YOUR TASKS:
1/ Print the passage from the article on the MAC's NCAA betting request, starting with "The NCAA receives" and going on through "worth of equity.".
2/ In the article on the MAC's NCAA betting request, shorten the paragraph that begins "The conference is asking about Section 10.3" while keeping its main facts.

PASSAGE SHOWN:
========================
The Mid-American Conference has asked the NCAA for clarity on the governing body’s sports wagering restrictions, a request that could usher in a new era for betting in college sports.
The MAC earlier this year filed a formal “interpretation request” with the NCAA, according to multiple people familiar with the filing. There is no set timetable for a formal response, or an announcement should the rules need tweaking, the people said.
The conference is asking about Section 10.3 of the NCAA’s Division I manual, which prohibits athletes, staff members, conference employees and university leaders from gambling on sports. The section also says those people cannot “provide information” to anyone associated with sports wagering, which could be interpreted as forbidding conferences from signing pricey data distribution deals.
Those deals have become one of the prominent ways that pro leagues like the NBA and NFL are profiting off the booming U.S. sports betting industry, and the MAC took a major steps toward replicating them last month, when it inked a wide-ranging data and sponsorship deal with Genius Sports. That partnership doesn’t allow Genius to sell data to sportsbooks right now, but that could change depending on how the NCAA responds, according to someone familiar with the deal.
Representatives for the NCAA and the MAC declined to comment.
The NCAA receives hundreds of interpretation requests each year from conferences and schools—anything from individual athlete eligibility to larger division-wide bylaws. Most are filed through an online database, at which point the NCAA decides which staffers or committee can best review the request. Some are returned fairly quickly, others can take months.
Should the NCAA clarify that members are allowed to sell data through to sportsbooks, that could open the door to massive deals for conferences like the Big Ten and SEC, whose football and basketball games are often more popular (and attract more bettors) than established U.S. pro leagues. Bidding that led to the NHL’s recent deal with Sportradar, for example, eclipsed $250 million, and the league’s eventual deal included the right to purchase around $90 million worth of equity.
========================
EXERCISE DATA:
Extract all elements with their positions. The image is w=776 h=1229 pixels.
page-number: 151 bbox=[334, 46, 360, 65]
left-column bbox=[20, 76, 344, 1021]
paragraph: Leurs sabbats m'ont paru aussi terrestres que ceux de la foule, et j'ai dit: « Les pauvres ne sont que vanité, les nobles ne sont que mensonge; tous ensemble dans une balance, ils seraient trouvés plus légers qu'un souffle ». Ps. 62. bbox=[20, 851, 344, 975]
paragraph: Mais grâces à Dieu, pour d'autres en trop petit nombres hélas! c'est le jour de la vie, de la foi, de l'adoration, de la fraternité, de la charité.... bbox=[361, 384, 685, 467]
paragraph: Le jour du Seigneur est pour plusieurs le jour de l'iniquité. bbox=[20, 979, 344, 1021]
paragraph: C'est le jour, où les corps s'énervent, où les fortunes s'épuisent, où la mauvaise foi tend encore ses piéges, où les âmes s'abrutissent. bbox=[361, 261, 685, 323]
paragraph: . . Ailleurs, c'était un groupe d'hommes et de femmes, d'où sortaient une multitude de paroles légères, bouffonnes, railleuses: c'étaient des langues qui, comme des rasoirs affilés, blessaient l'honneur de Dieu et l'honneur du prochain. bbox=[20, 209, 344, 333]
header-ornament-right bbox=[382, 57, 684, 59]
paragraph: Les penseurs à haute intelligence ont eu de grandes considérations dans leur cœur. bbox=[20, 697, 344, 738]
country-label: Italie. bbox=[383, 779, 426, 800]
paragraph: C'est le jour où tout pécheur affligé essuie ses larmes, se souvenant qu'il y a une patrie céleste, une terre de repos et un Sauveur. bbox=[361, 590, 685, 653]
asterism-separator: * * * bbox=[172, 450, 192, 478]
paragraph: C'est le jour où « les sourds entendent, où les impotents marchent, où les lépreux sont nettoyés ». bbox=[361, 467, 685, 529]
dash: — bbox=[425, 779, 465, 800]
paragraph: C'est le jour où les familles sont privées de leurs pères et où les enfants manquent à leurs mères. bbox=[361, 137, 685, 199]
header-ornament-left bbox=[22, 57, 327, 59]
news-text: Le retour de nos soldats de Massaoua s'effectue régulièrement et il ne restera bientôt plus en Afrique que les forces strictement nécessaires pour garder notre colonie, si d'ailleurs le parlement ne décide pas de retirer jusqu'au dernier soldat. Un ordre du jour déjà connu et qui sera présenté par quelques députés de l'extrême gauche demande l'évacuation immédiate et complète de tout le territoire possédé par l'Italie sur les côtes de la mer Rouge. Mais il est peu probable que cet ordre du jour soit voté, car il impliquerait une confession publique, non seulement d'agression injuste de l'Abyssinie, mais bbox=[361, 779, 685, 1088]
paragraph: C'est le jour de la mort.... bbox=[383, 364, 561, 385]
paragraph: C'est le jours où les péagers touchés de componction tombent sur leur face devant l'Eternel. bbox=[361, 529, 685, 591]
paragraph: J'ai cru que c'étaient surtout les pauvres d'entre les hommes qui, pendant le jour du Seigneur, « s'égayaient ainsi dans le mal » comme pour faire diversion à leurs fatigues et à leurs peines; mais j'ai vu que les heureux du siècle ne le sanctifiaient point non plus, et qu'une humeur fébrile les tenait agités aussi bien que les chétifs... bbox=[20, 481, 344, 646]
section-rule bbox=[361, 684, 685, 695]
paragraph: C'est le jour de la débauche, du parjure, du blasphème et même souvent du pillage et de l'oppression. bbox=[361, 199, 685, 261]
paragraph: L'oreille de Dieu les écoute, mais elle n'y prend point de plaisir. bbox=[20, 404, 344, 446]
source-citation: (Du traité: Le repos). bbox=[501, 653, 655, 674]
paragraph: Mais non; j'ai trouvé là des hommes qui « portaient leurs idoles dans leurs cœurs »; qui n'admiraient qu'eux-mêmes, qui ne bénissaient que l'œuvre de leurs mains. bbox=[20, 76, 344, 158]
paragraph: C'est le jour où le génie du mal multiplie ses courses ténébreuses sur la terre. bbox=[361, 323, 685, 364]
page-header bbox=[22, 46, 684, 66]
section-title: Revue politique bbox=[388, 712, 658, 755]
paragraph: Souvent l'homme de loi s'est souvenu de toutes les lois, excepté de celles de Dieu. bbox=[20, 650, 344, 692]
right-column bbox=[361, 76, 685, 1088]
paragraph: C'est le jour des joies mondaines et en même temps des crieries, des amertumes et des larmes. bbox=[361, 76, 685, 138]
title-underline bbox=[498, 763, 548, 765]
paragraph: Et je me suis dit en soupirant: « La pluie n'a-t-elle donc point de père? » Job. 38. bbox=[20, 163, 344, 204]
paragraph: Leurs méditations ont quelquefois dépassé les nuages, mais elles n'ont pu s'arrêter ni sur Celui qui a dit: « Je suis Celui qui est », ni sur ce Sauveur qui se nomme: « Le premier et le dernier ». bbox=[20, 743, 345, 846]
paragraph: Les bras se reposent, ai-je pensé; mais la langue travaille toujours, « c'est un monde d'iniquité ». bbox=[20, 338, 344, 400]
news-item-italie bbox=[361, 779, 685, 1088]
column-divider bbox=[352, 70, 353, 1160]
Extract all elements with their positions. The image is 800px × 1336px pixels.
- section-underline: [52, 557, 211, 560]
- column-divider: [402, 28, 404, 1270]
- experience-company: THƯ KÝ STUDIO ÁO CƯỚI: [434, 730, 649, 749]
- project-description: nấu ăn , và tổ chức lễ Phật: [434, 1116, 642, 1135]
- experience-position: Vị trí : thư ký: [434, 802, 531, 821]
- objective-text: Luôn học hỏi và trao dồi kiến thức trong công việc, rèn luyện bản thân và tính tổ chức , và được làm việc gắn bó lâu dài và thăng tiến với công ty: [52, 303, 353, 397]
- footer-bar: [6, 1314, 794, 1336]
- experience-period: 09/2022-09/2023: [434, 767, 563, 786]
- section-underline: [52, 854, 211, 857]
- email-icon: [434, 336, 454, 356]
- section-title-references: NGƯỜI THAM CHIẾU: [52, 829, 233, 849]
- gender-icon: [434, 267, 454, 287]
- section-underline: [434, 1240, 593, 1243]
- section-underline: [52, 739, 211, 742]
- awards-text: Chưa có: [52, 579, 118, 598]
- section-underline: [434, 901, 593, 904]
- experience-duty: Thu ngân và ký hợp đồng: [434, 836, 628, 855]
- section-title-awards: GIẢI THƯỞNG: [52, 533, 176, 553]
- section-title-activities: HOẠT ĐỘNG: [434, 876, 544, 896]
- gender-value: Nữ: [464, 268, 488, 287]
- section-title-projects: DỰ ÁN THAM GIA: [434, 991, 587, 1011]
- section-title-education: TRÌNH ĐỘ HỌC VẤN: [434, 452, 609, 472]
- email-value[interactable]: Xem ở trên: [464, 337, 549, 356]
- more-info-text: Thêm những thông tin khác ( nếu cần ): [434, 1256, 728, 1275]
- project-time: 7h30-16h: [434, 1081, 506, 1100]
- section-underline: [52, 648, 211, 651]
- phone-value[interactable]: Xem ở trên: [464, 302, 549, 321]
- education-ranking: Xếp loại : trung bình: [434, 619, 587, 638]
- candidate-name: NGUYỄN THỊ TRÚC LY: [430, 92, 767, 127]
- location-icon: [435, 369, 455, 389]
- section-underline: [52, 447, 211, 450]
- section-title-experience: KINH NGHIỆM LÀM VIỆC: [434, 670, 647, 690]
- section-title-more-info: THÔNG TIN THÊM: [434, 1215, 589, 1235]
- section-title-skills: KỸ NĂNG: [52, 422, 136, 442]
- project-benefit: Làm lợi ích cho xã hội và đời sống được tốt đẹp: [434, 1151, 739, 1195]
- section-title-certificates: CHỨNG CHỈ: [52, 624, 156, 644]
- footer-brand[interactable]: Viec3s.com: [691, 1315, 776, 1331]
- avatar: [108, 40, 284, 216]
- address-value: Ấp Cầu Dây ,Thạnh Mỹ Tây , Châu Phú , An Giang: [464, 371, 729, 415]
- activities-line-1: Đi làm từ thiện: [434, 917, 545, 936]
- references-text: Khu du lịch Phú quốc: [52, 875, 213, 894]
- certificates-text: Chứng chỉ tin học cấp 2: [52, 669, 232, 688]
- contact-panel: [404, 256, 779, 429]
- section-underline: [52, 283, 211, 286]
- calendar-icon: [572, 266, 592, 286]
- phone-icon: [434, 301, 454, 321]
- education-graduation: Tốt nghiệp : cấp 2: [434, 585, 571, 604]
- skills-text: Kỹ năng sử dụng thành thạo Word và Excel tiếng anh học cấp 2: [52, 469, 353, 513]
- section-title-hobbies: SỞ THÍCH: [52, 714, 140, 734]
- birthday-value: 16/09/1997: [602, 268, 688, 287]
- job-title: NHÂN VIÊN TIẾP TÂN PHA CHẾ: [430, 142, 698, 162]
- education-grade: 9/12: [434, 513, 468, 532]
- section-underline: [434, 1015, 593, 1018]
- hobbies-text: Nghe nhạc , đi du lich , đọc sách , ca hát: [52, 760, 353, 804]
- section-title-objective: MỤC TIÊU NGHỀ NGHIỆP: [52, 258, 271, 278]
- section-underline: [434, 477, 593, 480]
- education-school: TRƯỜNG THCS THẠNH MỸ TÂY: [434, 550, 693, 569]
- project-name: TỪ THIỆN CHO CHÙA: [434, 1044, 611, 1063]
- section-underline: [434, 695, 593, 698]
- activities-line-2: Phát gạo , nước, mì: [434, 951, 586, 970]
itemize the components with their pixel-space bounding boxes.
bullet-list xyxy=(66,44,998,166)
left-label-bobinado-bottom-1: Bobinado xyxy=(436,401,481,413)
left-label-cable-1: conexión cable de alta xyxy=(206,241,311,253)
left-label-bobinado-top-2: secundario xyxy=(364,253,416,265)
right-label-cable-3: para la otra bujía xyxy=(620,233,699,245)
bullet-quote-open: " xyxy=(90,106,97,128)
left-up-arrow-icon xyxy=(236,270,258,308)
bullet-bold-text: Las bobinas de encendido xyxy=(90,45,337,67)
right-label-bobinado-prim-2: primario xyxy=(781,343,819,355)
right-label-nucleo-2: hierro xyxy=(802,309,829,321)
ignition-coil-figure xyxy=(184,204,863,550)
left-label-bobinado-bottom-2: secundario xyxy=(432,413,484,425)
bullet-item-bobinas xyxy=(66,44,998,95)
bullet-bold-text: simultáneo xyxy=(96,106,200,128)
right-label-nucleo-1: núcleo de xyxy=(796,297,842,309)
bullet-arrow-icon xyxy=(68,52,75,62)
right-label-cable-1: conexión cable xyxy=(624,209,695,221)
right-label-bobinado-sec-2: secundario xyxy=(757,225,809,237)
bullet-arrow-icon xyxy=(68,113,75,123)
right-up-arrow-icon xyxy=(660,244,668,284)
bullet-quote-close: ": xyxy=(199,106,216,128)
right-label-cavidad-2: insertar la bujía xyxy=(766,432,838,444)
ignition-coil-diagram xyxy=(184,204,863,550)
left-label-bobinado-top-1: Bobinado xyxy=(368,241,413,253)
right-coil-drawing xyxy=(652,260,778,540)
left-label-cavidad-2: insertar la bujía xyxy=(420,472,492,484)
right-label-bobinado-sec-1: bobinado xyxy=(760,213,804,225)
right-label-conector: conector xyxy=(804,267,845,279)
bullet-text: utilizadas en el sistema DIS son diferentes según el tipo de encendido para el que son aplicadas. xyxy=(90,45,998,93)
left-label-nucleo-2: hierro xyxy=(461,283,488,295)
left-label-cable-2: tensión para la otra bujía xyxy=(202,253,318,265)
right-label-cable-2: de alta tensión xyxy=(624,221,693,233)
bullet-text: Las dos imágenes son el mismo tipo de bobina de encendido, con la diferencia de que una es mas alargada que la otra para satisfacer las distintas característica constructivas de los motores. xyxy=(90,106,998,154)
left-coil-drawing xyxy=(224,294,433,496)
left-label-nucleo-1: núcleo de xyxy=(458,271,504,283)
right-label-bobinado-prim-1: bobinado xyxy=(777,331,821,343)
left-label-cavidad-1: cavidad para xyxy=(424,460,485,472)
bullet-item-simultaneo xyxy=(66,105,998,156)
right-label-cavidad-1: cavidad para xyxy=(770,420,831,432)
========================
SOLUTIONS FOR EACH TASK:
1/
The NCAA receives hundreds of interpretation requests each year from conferences and schools—anything from individual athlete eligibility to larger division-wide bylaws. Most are filed through an online database, at which point the NCAA decides which staffers or committee can best review the request. Some are returned fairly quickly, others can take months.
Should the NCAA clarify that members are allowed to sell data through to sportsbooks, that could open the door to massive deals for conferences like the Big Ten and SEC, whose football and basketball games are often more popular (and attract more bettors) than established U.S. pro leagues. Bidding that led to the NHL’s recent deal with Sportradar, for example, eclipsed $250 million, and the league’s eventual deal included the right to purchase around $90 million worth of equity.

2/ The MAC's question concerns Section 10.3 of the NCAA Division I manual. It bars athletes, staff members, conference employees and university leaders from gambling on sports. It also bars them from providing information to anyone associated with sports wagering, which could be read as prohibiting conferences from signing lucrative data distribution deals.